**PROBLEM**
Locate the lines that hold the string "boosj". Copy every such line.

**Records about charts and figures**
⁂

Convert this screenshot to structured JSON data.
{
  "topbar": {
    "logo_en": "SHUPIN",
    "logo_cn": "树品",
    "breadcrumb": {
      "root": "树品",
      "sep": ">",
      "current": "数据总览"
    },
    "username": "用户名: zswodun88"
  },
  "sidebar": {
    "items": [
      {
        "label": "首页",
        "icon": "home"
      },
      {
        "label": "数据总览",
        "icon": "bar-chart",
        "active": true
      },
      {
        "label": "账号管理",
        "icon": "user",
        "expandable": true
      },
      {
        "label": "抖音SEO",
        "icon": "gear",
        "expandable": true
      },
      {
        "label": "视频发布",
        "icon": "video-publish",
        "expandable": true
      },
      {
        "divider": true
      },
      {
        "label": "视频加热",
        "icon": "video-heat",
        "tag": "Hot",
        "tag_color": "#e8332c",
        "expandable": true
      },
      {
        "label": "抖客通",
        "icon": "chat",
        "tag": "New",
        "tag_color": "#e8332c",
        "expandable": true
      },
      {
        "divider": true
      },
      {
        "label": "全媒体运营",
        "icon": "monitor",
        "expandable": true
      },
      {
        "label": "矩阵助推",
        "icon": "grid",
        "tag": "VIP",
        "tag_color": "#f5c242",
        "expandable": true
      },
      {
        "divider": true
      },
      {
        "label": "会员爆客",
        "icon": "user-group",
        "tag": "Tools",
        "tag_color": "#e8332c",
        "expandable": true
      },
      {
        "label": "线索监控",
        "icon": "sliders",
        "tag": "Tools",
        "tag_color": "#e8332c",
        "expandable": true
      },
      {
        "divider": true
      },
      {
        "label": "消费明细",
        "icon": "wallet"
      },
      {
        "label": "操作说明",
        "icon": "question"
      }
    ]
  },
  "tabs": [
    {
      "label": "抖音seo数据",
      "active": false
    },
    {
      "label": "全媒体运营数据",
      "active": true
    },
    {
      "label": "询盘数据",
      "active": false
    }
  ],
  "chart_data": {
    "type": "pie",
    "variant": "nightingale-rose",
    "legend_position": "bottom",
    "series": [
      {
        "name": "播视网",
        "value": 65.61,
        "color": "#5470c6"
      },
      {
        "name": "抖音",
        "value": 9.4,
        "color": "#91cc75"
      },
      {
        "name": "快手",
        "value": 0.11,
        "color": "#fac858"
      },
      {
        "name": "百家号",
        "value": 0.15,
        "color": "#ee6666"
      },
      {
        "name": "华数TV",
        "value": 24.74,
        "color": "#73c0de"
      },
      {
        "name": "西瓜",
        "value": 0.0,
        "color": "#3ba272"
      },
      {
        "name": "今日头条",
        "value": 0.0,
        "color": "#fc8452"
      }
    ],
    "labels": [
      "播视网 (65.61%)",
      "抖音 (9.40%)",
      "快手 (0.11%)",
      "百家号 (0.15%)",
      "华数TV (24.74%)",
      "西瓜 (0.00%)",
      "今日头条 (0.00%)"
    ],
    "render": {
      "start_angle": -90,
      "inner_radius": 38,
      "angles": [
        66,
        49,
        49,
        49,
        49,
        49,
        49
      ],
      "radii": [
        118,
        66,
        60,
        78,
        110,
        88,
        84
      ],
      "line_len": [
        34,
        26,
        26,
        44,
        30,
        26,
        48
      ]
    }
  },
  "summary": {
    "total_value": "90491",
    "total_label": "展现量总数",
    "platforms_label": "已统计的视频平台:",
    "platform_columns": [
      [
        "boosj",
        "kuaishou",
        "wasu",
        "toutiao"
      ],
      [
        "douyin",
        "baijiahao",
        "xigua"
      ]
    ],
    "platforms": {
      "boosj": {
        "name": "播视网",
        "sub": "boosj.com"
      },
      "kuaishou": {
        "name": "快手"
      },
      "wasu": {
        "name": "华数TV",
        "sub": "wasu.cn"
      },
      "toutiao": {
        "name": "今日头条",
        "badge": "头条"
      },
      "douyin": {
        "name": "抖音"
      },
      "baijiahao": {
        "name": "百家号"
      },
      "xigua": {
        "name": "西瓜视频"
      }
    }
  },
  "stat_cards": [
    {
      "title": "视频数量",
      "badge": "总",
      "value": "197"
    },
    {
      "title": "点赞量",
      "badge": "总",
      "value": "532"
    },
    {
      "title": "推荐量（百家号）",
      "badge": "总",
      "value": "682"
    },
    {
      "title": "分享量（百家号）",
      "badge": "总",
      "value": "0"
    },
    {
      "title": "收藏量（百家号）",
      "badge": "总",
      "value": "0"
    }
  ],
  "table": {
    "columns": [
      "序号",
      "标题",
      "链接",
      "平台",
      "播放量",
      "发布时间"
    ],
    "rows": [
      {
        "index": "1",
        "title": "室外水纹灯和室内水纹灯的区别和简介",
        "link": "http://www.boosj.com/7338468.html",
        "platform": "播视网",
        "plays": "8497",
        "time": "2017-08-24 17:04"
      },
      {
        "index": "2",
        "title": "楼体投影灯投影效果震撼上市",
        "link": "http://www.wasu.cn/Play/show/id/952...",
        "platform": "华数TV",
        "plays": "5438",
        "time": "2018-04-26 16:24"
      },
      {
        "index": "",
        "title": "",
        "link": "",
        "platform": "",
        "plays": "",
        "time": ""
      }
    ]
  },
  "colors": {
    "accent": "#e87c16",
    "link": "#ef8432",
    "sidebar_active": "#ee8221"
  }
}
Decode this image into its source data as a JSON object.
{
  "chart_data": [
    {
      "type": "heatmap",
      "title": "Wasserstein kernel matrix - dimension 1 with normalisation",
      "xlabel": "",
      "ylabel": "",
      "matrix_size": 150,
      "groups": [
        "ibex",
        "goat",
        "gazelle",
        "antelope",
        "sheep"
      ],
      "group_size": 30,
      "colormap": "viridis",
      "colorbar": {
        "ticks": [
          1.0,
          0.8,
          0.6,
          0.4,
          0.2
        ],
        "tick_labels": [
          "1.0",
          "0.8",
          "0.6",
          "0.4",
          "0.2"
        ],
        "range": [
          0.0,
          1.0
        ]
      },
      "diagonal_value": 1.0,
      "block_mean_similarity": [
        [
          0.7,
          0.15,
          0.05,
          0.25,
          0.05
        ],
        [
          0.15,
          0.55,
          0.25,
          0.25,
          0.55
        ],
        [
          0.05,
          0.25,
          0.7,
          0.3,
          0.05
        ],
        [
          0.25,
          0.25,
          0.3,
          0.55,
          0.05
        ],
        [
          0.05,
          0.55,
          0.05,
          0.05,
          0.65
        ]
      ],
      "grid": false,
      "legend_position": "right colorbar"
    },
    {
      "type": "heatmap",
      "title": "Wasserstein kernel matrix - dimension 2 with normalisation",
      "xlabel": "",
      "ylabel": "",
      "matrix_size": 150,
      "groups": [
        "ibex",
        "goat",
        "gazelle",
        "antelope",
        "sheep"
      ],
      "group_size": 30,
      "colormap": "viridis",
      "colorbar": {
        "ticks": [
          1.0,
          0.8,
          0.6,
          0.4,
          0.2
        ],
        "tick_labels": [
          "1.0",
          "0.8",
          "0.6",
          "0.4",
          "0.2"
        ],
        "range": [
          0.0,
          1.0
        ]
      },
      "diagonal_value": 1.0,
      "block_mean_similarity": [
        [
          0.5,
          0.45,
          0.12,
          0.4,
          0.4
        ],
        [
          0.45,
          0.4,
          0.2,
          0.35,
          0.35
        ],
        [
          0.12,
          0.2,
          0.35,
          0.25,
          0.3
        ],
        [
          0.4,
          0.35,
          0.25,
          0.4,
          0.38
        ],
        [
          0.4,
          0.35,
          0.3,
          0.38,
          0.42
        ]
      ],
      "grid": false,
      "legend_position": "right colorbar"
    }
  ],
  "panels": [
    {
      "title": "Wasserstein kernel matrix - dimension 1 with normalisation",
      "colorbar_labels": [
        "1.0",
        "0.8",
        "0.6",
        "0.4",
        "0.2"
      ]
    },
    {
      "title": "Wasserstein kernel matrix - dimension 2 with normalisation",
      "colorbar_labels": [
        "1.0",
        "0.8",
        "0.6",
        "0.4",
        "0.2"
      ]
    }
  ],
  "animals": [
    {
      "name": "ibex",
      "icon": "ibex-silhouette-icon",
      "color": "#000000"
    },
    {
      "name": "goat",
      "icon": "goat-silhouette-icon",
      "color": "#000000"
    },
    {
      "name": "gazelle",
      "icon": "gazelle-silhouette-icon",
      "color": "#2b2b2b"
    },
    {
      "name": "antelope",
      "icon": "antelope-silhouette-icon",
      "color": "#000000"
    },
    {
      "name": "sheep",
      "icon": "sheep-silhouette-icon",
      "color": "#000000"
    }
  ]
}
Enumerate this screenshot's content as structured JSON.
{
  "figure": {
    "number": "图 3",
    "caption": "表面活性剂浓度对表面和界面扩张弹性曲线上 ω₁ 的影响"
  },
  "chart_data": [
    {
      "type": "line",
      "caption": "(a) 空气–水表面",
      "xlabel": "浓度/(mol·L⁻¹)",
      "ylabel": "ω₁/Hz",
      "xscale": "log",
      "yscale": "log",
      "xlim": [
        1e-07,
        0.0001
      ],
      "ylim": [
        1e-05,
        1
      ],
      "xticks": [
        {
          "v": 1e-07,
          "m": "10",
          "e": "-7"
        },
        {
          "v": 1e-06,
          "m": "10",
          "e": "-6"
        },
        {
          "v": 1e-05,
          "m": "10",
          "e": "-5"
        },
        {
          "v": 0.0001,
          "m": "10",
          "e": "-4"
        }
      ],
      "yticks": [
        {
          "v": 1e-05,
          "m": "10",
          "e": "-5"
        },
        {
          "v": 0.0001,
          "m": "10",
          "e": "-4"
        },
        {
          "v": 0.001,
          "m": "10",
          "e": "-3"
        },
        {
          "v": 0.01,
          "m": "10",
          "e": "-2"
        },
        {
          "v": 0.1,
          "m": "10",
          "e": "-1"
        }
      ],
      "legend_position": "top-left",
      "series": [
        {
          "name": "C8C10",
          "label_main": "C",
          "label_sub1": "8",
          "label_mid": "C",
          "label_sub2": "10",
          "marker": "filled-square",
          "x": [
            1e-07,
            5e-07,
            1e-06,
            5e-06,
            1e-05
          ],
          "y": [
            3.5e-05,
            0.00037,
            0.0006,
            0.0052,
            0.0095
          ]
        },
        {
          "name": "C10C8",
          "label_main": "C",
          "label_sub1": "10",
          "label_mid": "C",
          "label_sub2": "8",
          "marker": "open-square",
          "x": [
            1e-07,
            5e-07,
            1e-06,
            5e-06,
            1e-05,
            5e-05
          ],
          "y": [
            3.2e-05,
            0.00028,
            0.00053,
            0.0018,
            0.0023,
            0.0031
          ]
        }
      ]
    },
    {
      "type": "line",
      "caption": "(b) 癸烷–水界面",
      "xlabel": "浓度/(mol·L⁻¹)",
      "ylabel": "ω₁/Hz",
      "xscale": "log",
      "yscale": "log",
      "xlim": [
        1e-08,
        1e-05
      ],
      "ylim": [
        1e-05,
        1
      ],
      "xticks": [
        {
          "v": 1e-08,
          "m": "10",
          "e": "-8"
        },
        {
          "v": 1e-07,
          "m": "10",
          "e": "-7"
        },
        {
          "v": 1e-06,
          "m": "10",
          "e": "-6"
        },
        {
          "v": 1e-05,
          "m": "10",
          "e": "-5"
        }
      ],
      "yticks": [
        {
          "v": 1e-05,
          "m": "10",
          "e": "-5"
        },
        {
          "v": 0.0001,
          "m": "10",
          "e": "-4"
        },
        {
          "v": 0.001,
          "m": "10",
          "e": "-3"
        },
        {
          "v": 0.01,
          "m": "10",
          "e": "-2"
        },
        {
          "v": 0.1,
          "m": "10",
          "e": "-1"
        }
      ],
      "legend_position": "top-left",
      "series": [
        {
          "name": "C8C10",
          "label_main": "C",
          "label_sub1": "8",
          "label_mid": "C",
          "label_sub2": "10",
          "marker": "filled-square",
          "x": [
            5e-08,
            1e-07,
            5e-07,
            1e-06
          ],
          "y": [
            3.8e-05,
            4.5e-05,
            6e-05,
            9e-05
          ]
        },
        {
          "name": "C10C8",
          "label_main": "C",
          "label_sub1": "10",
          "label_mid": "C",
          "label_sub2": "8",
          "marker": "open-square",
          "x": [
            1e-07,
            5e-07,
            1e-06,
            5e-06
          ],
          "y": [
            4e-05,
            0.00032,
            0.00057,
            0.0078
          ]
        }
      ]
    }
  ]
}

⁂

**ANSWER TO THIS TASK**
        "boosj",
      "boosj": {
        "sub": "boosj.com"
        "link": "http://www.boosj.com/7338468.html",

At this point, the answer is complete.